Dataset rows about figures
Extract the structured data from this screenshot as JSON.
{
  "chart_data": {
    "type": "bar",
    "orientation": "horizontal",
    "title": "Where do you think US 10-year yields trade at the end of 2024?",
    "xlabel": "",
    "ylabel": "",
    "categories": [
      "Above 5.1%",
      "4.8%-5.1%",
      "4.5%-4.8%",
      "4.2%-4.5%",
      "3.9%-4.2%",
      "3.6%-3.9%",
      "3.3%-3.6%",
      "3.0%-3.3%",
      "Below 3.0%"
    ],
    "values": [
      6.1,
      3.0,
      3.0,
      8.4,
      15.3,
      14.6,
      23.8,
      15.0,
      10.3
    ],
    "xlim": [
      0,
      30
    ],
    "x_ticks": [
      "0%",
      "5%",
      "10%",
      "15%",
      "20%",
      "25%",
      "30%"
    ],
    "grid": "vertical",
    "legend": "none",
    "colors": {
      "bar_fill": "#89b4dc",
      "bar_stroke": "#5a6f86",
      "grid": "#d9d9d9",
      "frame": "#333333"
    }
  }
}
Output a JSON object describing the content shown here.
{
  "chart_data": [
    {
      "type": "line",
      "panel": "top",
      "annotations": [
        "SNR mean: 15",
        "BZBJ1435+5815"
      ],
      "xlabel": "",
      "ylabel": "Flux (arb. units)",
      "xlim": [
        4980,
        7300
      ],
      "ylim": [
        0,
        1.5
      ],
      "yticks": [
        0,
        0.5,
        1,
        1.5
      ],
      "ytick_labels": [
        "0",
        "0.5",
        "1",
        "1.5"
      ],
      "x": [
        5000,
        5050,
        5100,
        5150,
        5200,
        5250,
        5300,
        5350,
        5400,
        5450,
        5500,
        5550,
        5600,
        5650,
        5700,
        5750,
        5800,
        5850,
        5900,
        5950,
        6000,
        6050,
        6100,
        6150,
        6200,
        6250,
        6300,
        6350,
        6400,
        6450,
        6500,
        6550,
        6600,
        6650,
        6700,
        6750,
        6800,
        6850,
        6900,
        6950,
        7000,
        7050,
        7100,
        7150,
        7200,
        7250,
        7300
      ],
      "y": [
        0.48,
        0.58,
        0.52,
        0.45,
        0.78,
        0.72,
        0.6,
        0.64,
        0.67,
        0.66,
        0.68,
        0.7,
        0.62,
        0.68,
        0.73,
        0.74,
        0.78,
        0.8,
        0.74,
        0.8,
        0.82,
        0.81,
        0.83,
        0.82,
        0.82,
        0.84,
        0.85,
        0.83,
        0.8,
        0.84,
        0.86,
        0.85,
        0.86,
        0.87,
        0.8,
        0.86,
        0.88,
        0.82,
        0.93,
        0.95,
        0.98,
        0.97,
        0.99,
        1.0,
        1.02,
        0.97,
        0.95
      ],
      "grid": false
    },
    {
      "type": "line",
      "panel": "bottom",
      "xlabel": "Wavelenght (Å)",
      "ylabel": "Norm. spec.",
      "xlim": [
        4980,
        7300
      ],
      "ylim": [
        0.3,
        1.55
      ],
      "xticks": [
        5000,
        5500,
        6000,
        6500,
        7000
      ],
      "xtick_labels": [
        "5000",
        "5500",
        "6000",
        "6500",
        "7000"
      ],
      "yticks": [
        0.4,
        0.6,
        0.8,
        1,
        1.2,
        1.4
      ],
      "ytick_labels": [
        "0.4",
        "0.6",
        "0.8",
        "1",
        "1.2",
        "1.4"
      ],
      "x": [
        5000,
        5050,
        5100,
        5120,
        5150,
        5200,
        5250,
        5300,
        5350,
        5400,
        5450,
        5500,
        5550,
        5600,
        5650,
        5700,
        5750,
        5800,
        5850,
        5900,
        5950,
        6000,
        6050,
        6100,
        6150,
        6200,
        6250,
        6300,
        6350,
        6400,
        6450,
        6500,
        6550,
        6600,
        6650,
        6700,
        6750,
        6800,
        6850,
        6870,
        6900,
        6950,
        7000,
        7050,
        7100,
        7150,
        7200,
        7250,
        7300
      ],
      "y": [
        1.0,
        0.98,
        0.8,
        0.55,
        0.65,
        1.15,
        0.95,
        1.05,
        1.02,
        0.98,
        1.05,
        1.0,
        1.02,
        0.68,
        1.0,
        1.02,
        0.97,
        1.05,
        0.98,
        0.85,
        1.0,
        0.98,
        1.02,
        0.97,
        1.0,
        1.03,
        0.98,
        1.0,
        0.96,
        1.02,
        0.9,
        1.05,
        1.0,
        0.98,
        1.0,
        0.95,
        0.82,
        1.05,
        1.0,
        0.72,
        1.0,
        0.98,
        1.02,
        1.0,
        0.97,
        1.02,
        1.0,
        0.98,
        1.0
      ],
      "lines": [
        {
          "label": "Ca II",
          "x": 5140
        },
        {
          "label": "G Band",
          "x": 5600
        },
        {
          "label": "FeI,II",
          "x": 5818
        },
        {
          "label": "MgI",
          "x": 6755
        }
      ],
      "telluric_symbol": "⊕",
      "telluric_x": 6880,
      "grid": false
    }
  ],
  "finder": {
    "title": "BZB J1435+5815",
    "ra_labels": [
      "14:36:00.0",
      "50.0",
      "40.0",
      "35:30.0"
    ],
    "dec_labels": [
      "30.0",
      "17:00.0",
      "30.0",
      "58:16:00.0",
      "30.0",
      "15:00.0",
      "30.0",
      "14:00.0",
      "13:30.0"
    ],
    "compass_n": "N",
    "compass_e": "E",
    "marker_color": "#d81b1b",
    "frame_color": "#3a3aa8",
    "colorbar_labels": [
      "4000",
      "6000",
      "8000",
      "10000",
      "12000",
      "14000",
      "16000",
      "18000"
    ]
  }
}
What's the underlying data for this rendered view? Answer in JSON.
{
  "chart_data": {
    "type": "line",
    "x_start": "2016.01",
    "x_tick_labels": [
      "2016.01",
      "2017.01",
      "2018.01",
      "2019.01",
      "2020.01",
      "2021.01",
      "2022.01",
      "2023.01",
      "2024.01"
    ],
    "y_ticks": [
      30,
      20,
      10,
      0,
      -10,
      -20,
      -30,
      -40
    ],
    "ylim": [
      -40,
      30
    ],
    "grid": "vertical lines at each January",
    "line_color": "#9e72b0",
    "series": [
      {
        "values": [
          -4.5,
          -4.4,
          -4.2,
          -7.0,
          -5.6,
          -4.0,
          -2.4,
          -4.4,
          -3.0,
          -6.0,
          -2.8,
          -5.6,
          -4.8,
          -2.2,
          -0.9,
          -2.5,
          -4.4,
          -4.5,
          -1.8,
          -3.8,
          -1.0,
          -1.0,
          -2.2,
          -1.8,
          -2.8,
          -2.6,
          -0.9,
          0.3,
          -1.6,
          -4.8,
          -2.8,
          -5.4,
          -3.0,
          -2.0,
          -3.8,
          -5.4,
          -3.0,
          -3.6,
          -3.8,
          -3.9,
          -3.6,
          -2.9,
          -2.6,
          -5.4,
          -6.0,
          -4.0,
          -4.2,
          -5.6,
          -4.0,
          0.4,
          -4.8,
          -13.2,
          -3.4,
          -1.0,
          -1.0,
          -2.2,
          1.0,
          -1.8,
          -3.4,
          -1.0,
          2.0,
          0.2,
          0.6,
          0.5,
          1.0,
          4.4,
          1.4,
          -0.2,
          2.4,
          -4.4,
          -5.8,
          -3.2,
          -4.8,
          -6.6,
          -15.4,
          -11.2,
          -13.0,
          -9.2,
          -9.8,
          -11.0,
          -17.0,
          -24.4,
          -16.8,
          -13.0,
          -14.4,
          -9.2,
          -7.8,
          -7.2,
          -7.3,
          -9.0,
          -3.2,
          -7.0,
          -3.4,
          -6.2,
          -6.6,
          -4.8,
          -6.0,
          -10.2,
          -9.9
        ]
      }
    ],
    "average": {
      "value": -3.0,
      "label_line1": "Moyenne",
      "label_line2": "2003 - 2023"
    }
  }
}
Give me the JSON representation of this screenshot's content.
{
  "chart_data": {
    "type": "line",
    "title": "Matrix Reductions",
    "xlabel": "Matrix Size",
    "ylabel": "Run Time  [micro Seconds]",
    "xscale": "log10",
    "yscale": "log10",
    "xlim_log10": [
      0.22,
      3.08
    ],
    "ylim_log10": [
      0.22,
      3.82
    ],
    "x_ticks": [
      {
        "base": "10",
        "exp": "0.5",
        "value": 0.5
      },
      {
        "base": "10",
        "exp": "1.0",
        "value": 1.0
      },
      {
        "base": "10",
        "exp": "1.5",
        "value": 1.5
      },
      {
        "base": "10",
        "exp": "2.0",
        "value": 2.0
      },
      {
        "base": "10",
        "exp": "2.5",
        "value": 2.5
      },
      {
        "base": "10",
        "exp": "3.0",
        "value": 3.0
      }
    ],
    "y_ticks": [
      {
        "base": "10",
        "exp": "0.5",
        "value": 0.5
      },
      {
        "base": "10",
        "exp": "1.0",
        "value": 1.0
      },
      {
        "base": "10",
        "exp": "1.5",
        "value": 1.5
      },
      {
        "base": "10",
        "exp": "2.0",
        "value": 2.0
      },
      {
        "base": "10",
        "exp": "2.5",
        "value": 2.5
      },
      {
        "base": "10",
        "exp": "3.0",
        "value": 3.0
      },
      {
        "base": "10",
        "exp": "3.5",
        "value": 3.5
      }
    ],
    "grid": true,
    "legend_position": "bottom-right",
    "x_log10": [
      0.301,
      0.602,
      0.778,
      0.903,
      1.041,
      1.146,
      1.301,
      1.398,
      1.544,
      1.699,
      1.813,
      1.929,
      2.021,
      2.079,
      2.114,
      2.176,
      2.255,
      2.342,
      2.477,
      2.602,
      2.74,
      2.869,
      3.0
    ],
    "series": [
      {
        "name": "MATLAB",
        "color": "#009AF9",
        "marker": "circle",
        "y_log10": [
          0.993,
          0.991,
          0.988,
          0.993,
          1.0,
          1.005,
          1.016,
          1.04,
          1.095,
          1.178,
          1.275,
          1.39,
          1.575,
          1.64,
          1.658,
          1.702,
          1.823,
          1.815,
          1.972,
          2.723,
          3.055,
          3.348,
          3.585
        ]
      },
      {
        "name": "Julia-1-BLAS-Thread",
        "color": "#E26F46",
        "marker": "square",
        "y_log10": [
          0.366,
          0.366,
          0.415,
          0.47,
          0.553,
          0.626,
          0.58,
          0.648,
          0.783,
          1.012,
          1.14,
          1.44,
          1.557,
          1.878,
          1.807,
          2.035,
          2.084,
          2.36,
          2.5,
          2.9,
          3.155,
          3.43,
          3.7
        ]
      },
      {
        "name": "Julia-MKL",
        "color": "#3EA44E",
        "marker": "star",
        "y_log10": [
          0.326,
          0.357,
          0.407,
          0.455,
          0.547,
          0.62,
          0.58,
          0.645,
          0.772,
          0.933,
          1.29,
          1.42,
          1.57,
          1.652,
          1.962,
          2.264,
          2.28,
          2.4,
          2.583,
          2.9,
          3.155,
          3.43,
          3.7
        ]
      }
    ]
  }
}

GOAL:
From the listing above, copy every line that includes the word "grid".

SOLVED PROBLEM:
    "grid": "vertical",
      "grid": "#d9d9d9",
      "grid": false
      "grid": false
    "grid": "vertical lines at each January",
    "grid": true,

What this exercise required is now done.